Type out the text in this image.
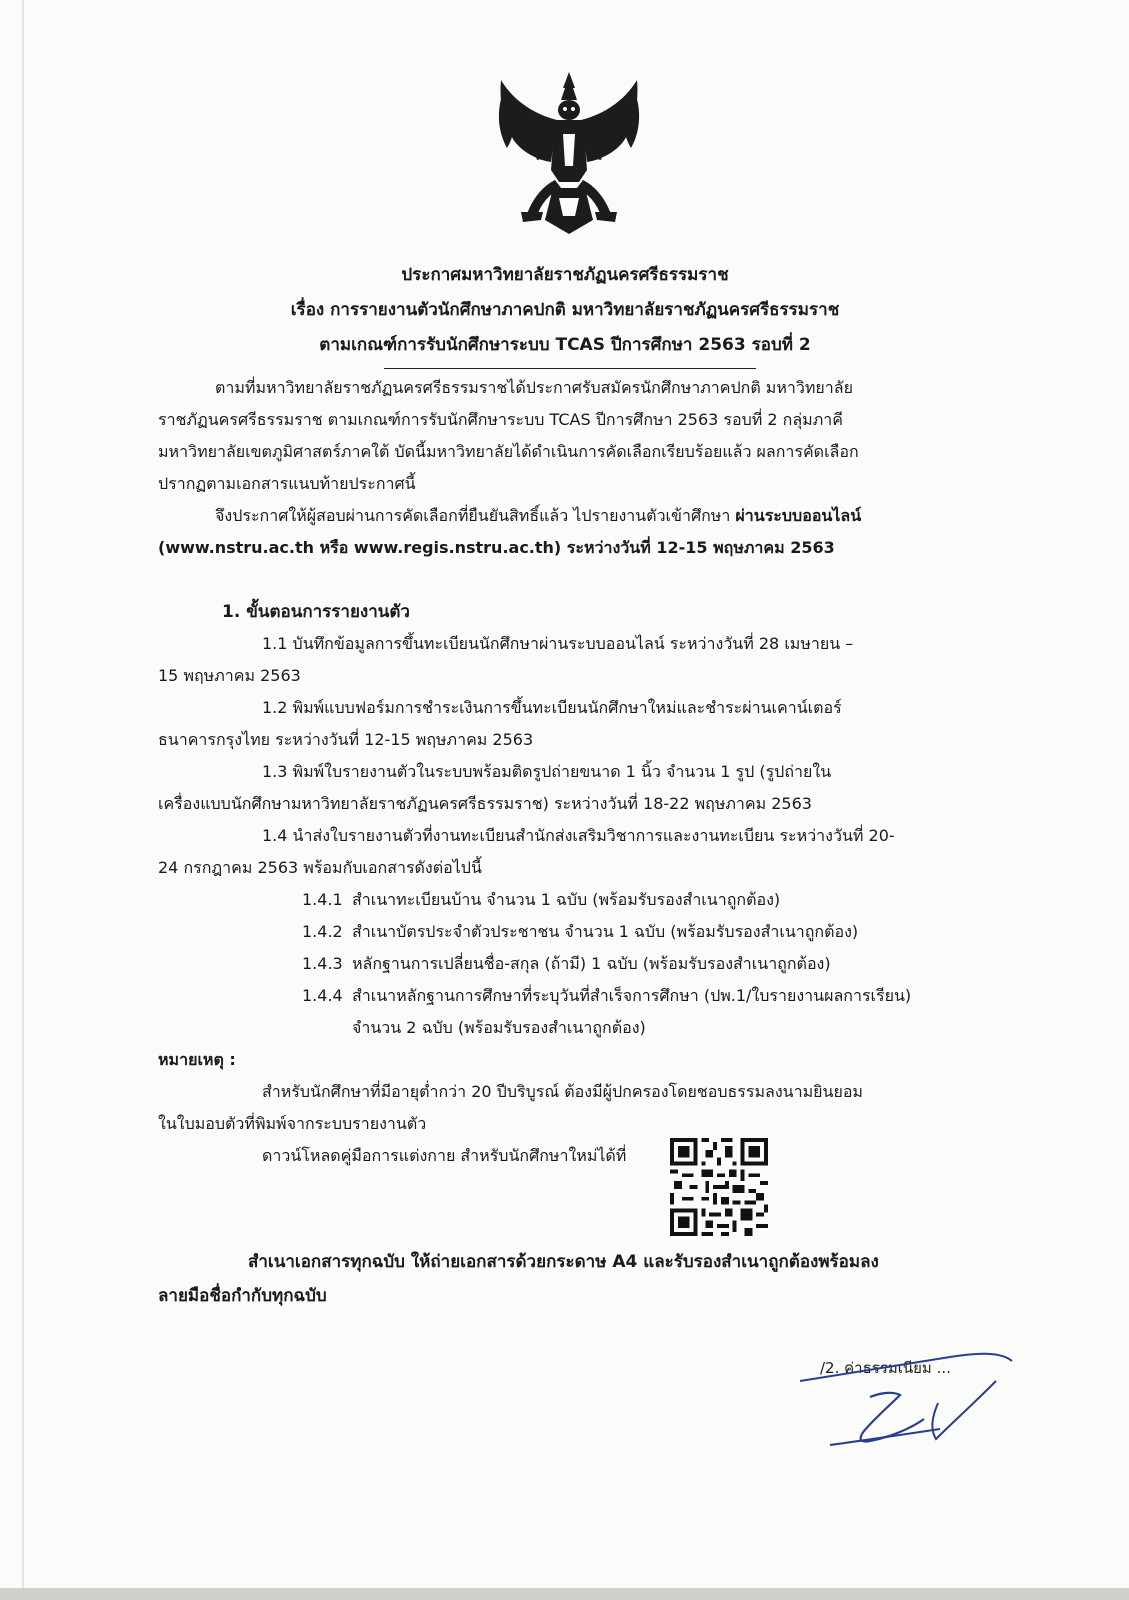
ประกาศมหาวิทยาลัยราชภัฏนครศรีธรรมราช
เรื่อง การรายงานตัวนักศึกษาภาคปกติ มหาวิทยาลัยราชภัฏนครศรีธรรมราช
ตามเกณฑ์การรับนักศึกษาระบบ TCAS ปีการศึกษา 2563 รอบที่ 2
ตามที่มหาวิทยาลัยราชภัฏนครศรีธรรมราชได้ประกาศรับสมัครนักศึกษาภาคปกติ มหาวิทยาลัย
ราชภัฏนครศรีธรรมราช ตามเกณฑ์การรับนักศึกษาระบบ TCAS ปีการศึกษา 2563 รอบที่ 2 กลุ่มภาคี
มหาวิทยาลัยเขตภูมิศาสตร์ภาคใต้ บัดนี้มหาวิทยาลัยได้ดำเนินการคัดเลือกเรียบร้อยแล้ว ผลการคัดเลือก
ปรากฏตามเอกสารแนบท้ายประกาศนี้
จึงประกาศให้ผู้สอบผ่านการคัดเลือกที่ยืนยันสิทธิ์แล้ว ไปรายงานตัวเข้าศึกษา ผ่านระบบออนไลน์
(www.nstru.ac.th หรือ www.regis.nstru.ac.th) ระหว่างวันที่ 12-15 พฤษภาคม 2563
1. ขั้นตอนการรายงานตัว
1.1 บันทึกข้อมูลการขึ้นทะเบียนนักศึกษาผ่านระบบออนไลน์ ระหว่างวันที่ 28 เมษายน –
15 พฤษภาคม 2563
1.2 พิมพ์แบบฟอร์มการชำระเงินการขึ้นทะเบียนนักศึกษาใหม่และชำระผ่านเคาน์เตอร์
ธนาคารกรุงไทย ระหว่างวันที่ 12-15 พฤษภาคม 2563
1.3 พิมพ์ใบรายงานตัวในระบบพร้อมติดรูปถ่ายขนาด 1 นิ้ว จำนวน 1 รูป (รูปถ่ายใน
เครื่องแบบนักศึกษามหาวิทยาลัยราชภัฏนครศรีธรรมราช) ระหว่างวันที่ 18-22 พฤษภาคม 2563
1.4 นำส่งใบรายงานตัวที่งานทะเบียนสำนักส่งเสริมวิชาการและงานทะเบียน ระหว่างวันที่ 20-
24 กรกฎาคม 2563 พร้อมกับเอกสารดังต่อไปนี้
1.4.1 สำเนาทะเบียนบ้าน จำนวน 1 ฉบับ (พร้อมรับรองสำเนาถูกต้อง)
1.4.2 สำเนาบัตรประจำตัวประชาชน จำนวน 1 ฉบับ (พร้อมรับรองสำเนาถูกต้อง)
1.4.3 หลักฐานการเปลี่ยนชื่อ-สกุล (ถ้ามี) 1 ฉบับ (พร้อมรับรองสำเนาถูกต้อง)
1.4.4 สำเนาหลักฐานการศึกษาที่ระบุวันที่สำเร็จการศึกษา (ปพ.1/ใบรายงานผลการเรียน)
จำนวน 2 ฉบับ (พร้อมรับรองสำเนาถูกต้อง)
หมายเหตุ :
สำหรับนักศึกษาที่มีอายุต่ำกว่า 20 ปีบริบูรณ์ ต้องมีผู้ปกครองโดยชอบธรรมลงนามยินยอม
ในใบมอบตัวที่พิมพ์จากระบบรายงานตัว
ดาวน์โหลดคู่มือการแต่งกาย สำหรับนักศึกษาใหม่ได้ที่
สำเนาเอกสารทุกฉบับ ให้ถ่ายเอกสารด้วยกระดาษ A4 และรับรองสำเนาถูกต้องพร้อมลง
ลายมือชื่อกำกับทุกฉบับ
/2. ค่าธรรมเนียม ...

______________________________

→ DIRECTIVE:
Every record above should be written out again without change, except that the pictures are left out.

→ RIGHT ANSWER:
Type out the text in this image.
ประกาศมหาวิทยาลัยราชภัฏนครศรีธรรมราช
เรื่อง การรายงานตัวนักศึกษาภาคปกติ มหาวิทยาลัยราชภัฏนครศรีธรรมราช
ตามเกณฑ์การรับนักศึกษาระบบ TCAS ปีการศึกษา 2563 รอบที่ 2
ตามที่มหาวิทยาลัยราชภัฏนครศรีธรรมราชได้ประกาศรับสมัครนักศึกษาภาคปกติ มหาวิทยาลัย
ราชภัฏนครศรีธรรมราช ตามเกณฑ์การรับนักศึกษาระบบ TCAS ปีการศึกษา 2563 รอบที่ 2 กลุ่มภาคี
มหาวิทยาลัยเขตภูมิศาสตร์ภาคใต้ บัดนี้มหาวิทยาลัยได้ดำเนินการคัดเลือกเรียบร้อยแล้ว ผลการคัดเลือก
ปรากฏตามเอกสารแนบท้ายประกาศนี้
จึงประกาศให้ผู้สอบผ่านการคัดเลือกที่ยืนยันสิทธิ์แล้ว ไปรายงานตัวเข้าศึกษา ผ่านระบบออนไลน์
(www.nstru.ac.th หรือ www.regis.nstru.ac.th) ระหว่างวันที่ 12-15 พฤษภาคม 2563
1. ขั้นตอนการรายงานตัว
1.1 บันทึกข้อมูลการขึ้นทะเบียนนักศึกษาผ่านระบบออนไลน์ ระหว่างวันที่ 28 เมษายน –
15 พฤษภาคม 2563
1.2 พิมพ์แบบฟอร์มการชำระเงินการขึ้นทะเบียนนักศึกษาใหม่และชำระผ่านเคาน์เตอร์
ธนาคารกรุงไทย ระหว่างวันที่ 12-15 พฤษภาคม 2563
1.3 พิมพ์ใบรายงานตัวในระบบพร้อมติดรูปถ่ายขนาด 1 นิ้ว จำนวน 1 รูป (รูปถ่ายใน
เครื่องแบบนักศึกษามหาวิทยาลัยราชภัฏนครศรีธรรมราช) ระหว่างวันที่ 18-22 พฤษภาคม 2563
1.4 นำส่งใบรายงานตัวที่งานทะเบียนสำนักส่งเสริมวิชาการและงานทะเบียน ระหว่างวันที่ 20-
24 กรกฎาคม 2563 พร้อมกับเอกสารดังต่อไปนี้
1.4.1 สำเนาทะเบียนบ้าน จำนวน 1 ฉบับ (พร้อมรับรองสำเนาถูกต้อง)
1.4.2 สำเนาบัตรประจำตัวประชาชน จำนวน 1 ฉบับ (พร้อมรับรองสำเนาถูกต้อง)
1.4.3 หลักฐานการเปลี่ยนชื่อ-สกุล (ถ้ามี) 1 ฉบับ (พร้อมรับรองสำเนาถูกต้อง)
1.4.4 สำเนาหลักฐานการศึกษาที่ระบุวันที่สำเร็จการศึกษา (ปพ.1/ใบรายงานผลการเรียน)
จำนวน 2 ฉบับ (พร้อมรับรองสำเนาถูกต้อง)
หมายเหตุ :
สำหรับนักศึกษาที่มีอายุต่ำกว่า 20 ปีบริบูรณ์ ต้องมีผู้ปกครองโดยชอบธรรมลงนามยินยอม
ในใบมอบตัวที่พิมพ์จากระบบรายงานตัว
ดาวน์โหลดคู่มือการแต่งกาย สำหรับนักศึกษาใหม่ได้ที่
สำเนาเอกสารทุกฉบับ ให้ถ่ายเอกสารด้วยกระดาษ A4 และรับรองสำเนาถูกต้องพร้อมลง
ลายมือชื่อกำกับทุกฉบับ
/2. ค่าธรรมเนียม ...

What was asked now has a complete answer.